- DIRECTION
Wherever a line below holds the word "content", copy that line.

* BEGIN INPUT *

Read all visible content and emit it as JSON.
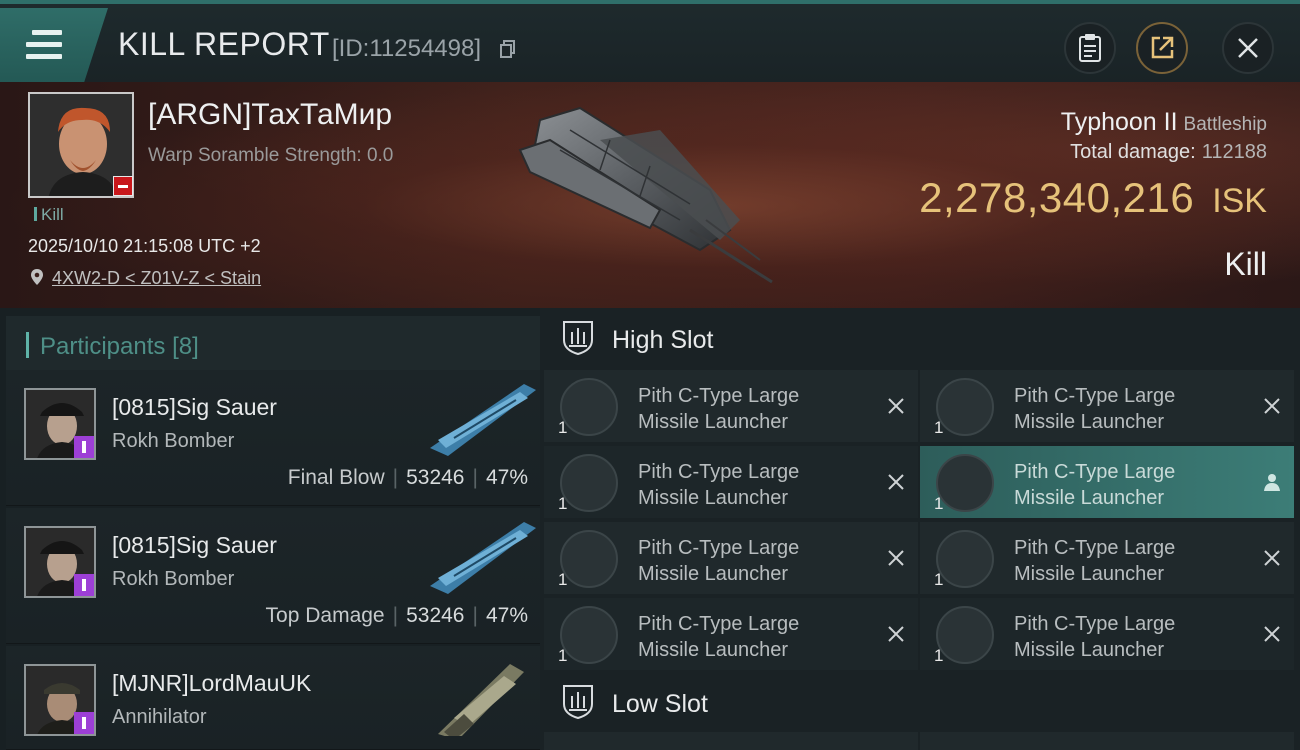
{
  "header": {
    "title": "KILL REPORT",
    "report_id": "[ID:11254498]"
  },
  "victim": {
    "name": "[ARGN]ТахТаМир",
    "scramble": "Warp Soramble Strength: 0.0",
    "result_tag": "Kill",
    "timestamp": "2025/10/10 21:15:08 UTC +2",
    "location": "4XW2-D < Z01V-Z < Stain",
    "ship_name": "Typhoon II",
    "ship_class": "Battleship",
    "total_damage_label": "Total damage:",
    "total_damage": "112188",
    "isk_value": "2,278,340,216",
    "isk_unit": "ISK",
    "result_label": "Kill"
  },
  "participants": {
    "title": "Participants",
    "count": "[8]",
    "items": [
      {
        "name": "[0815]Sig Sauer",
        "ship": "Rokh Bomber",
        "role": "Final Blow",
        "damage": "53246",
        "percent": "47%"
      },
      {
        "name": "[0815]Sig Sauer",
        "ship": "Rokh Bomber",
        "role": "Top Damage",
        "damage": "53246",
        "percent": "47%"
      },
      {
        "name": "[MJNR]LordMauUK",
        "ship": "Annihilator",
        "role": "",
        "damage": "",
        "percent": ""
      }
    ]
  },
  "slots": {
    "high_title": "High Slot",
    "low_title": "Low Slot",
    "high_modules": [
      {
        "line1": "Pith C-Type Large",
        "line2": "Missile Launcher",
        "qty": "1",
        "state": "destroyed"
      },
      {
        "line1": "Pith C-Type Large",
        "line2": "Missile Launcher",
        "qty": "1",
        "state": "destroyed"
      },
      {
        "line1": "Pith C-Type Large",
        "line2": "Missile Launcher",
        "qty": "1",
        "state": "destroyed"
      },
      {
        "line1": "Pith C-Type Large",
        "line2": "Missile Launcher",
        "qty": "1",
        "state": "dropped"
      },
      {
        "line1": "Pith C-Type Large",
        "line2": "Missile Launcher",
        "qty": "1",
        "state": "destroyed"
      },
      {
        "line1": "Pith C-Type Large",
        "line2": "Missile Launcher",
        "qty": "1",
        "state": "destroyed"
      },
      {
        "line1": "Pith C-Type Large",
        "line2": "Missile Launcher",
        "qty": "1",
        "state": "destroyed"
      },
      {
        "line1": "Pith C-Type Large",
        "line2": "Missile Launcher",
        "qty": "1",
        "state": "destroyed"
      }
    ]
  },
  "colors": {
    "accent_teal": "#2f6d68",
    "isk_gold": "#e6c27a",
    "badge_purple": "#9d3fd6",
    "badge_red": "#c8171b"
  },
  "icons": {
    "menu": "hamburger-icon",
    "copy": "copy-icon",
    "report": "clipboard-icon",
    "share": "share-icon",
    "close": "close-icon",
    "location": "location-pin-icon",
    "high_slot": "high-slot-icon",
    "low_slot": "low-slot-icon"
  }
}
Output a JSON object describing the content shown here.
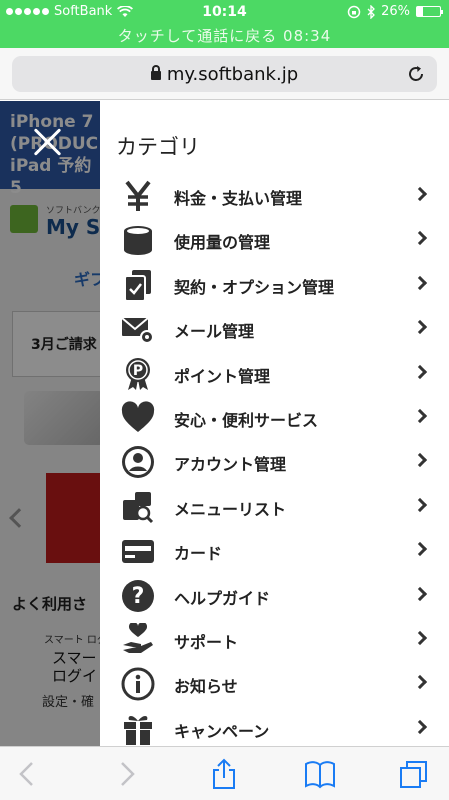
{
  "status_bar": {
    "carrier": "SoftBank",
    "time": "10:14",
    "battery": "26%",
    "battery_level": 0.26,
    "call_banner": "タッチして通話に戻る 08:34"
  },
  "browser": {
    "url": "my.softbank.jp"
  },
  "background_page": {
    "banner_line1": "iPhone 7",
    "banner_line2": "(PRODUC",
    "banner_line3": "iPad 予約5",
    "logo_small": "ソフトバンク",
    "logo_big": "My So",
    "gift": "ギフ",
    "bill": "3月ご請求",
    "often": "よく利用さ",
    "smart_label": "スマート ログ",
    "smart_main_1": "スマー",
    "smart_main_2": "ログイ",
    "smart_sub": "設定・確"
  },
  "drawer": {
    "title": "カテゴリ",
    "items": [
      {
        "label": "料金・支払い管理",
        "icon": "yen-icon"
      },
      {
        "label": "使用量の管理",
        "icon": "database-icon"
      },
      {
        "label": "契約・オプション管理",
        "icon": "contract-check-icon"
      },
      {
        "label": "メール管理",
        "icon": "mail-gear-icon"
      },
      {
        "label": "ポイント管理",
        "icon": "point-badge-icon"
      },
      {
        "label": "安心・便利サービス",
        "icon": "heart-icon"
      },
      {
        "label": "アカウント管理",
        "icon": "account-icon"
      },
      {
        "label": "メニューリスト",
        "icon": "menu-list-search-icon"
      },
      {
        "label": "カード",
        "icon": "card-icon"
      },
      {
        "label": "ヘルプガイド",
        "icon": "help-icon"
      },
      {
        "label": "サポート",
        "icon": "support-hand-icon"
      },
      {
        "label": "お知らせ",
        "icon": "info-icon"
      },
      {
        "label": "キャンペーン",
        "icon": "gift-icon"
      }
    ]
  },
  "colors": {
    "status_green": "#4cd964",
    "icon_dark": "#333333"
  }
}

* END INPUT *

- ANSWER IN FULL
Read all visible content and emit it as JSON.
Output a JSON object describing the content shown here.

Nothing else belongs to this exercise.